§ **Directions**
Extract the full listing verbatim and drop any pictures from your copy.

— Start of Records to process —

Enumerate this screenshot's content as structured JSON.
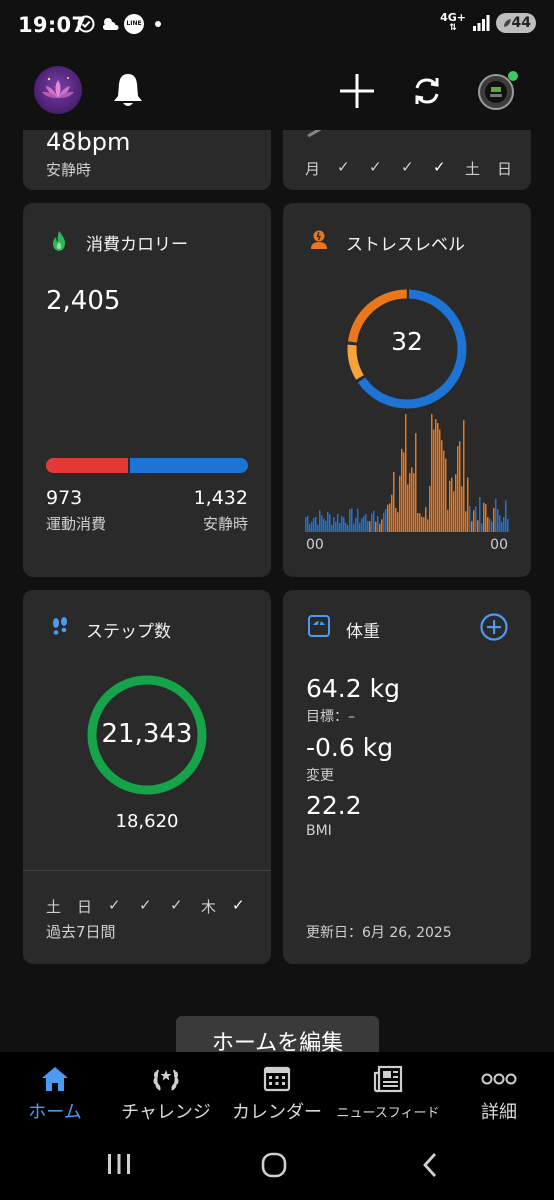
{
  "status_bar": {
    "time": "19:07",
    "line_badge": "LINE",
    "network": "4G+",
    "battery": "44"
  },
  "header": {
    "icons": [
      "lotus-avatar",
      "bell-icon",
      "plus-icon",
      "sync-icon",
      "watch-icon"
    ]
  },
  "top_left_card": {
    "value": "48bpm",
    "label": "安静時"
  },
  "top_right_card": {
    "days": [
      "月",
      "✓",
      "✓",
      "✓",
      "✓",
      "土",
      "日"
    ]
  },
  "calories": {
    "title": "消費カロリー",
    "total": "2,405",
    "active_value": "973",
    "active_label": "運動消費",
    "resting_value": "1,432",
    "resting_label": "安静時",
    "active_fraction": 0.405
  },
  "stress": {
    "title": "ストレスレベル",
    "value": "32",
    "axis_start": "00",
    "axis_end": "00"
  },
  "steps": {
    "title": "ステップ数",
    "count": "21,343",
    "goal": "18,620",
    "days": [
      "土",
      "日",
      "✓",
      "✓",
      "✓",
      "木",
      "✓"
    ],
    "footer": "過去7日間"
  },
  "weight": {
    "title": "体重",
    "weight_value": "64.2 kg",
    "goal_label": "目標：–",
    "change_value": "-0.6 kg",
    "change_label": "変更",
    "bmi_value": "22.2",
    "bmi_label": "BMI",
    "updated": "更新日：6月 26, 2025"
  },
  "edit_home_label": "ホームを編集",
  "bottom_nav": {
    "items": [
      {
        "label": "ホーム",
        "icon": "home-icon"
      },
      {
        "label": "チャレンジ",
        "icon": "laurel-icon"
      },
      {
        "label": "カレンダー",
        "icon": "calendar-icon"
      },
      {
        "label": "ニュースフィード",
        "icon": "news-icon"
      },
      {
        "label": "詳細",
        "icon": "more-icon"
      }
    ]
  },
  "colors": {
    "accent_blue": "#4c9bf0",
    "stress_orange": "#e8771e",
    "stress_blue": "#1e74d4",
    "steps_green": "#17a34a",
    "calorie_red": "#e53935",
    "calorie_blue": "#1e74d4"
  }
}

— End of Records to process —

§ **In response**
Enumerate this screenshot's content as structured JSON.
{
  "status_bar": {
    "time": "19:07",
    "line_badge": "LINE",
    "network": "4G+",
    "battery": "44"
  },
  "header": {
    "icons": [
      "lotus-avatar",
      "bell-icon",
      "plus-icon",
      "sync-icon",
      "watch-icon"
    ]
  },
  "top_left_card": {
    "value": "48bpm",
    "label": "安静時"
  },
  "top_right_card": {
    "days": [
      "月",
      "✓",
      "✓",
      "✓",
      "✓",
      "土",
      "日"
    ]
  },
  "calories": {
    "title": "消費カロリー",
    "total": "2,405",
    "active_value": "973",
    "active_label": "運動消費",
    "resting_value": "1,432",
    "resting_label": "安静時",
    "active_fraction": 0.405
  },
  "stress": {
    "title": "ストレスレベル",
    "value": "32",
    "axis_start": "00",
    "axis_end": "00"
  },
  "steps": {
    "title": "ステップ数",
    "count": "21,343",
    "goal": "18,620",
    "days": [
      "土",
      "日",
      "✓",
      "✓",
      "✓",
      "木",
      "✓"
    ],
    "footer": "過去7日間"
  },
  "weight": {
    "title": "体重",
    "weight_value": "64.2 kg",
    "goal_label": "目標：–",
    "change_value": "-0.6 kg",
    "change_label": "変更",
    "bmi_value": "22.2",
    "bmi_label": "BMI",
    "updated": "更新日：6月 26, 2025"
  },
  "edit_home_label": "ホームを編集",
  "bottom_nav": {
    "items": [
      {
        "label": "ホーム",
        "icon": "home-icon"
      },
      {
        "label": "チャレンジ",
        "icon": "laurel-icon"
      },
      {
        "label": "カレンダー",
        "icon": "calendar-icon"
      },
      {
        "label": "ニュースフィード",
        "icon": "news-icon"
      },
      {
        "label": "詳細",
        "icon": "more-icon"
      }
    ]
  },
  "colors": {
    "accent_blue": "#4c9bf0",
    "stress_orange": "#e8771e",
    "stress_blue": "#1e74d4",
    "steps_green": "#17a34a",
    "calorie_red": "#e53935",
    "calorie_blue": "#1e74d4"
  }
}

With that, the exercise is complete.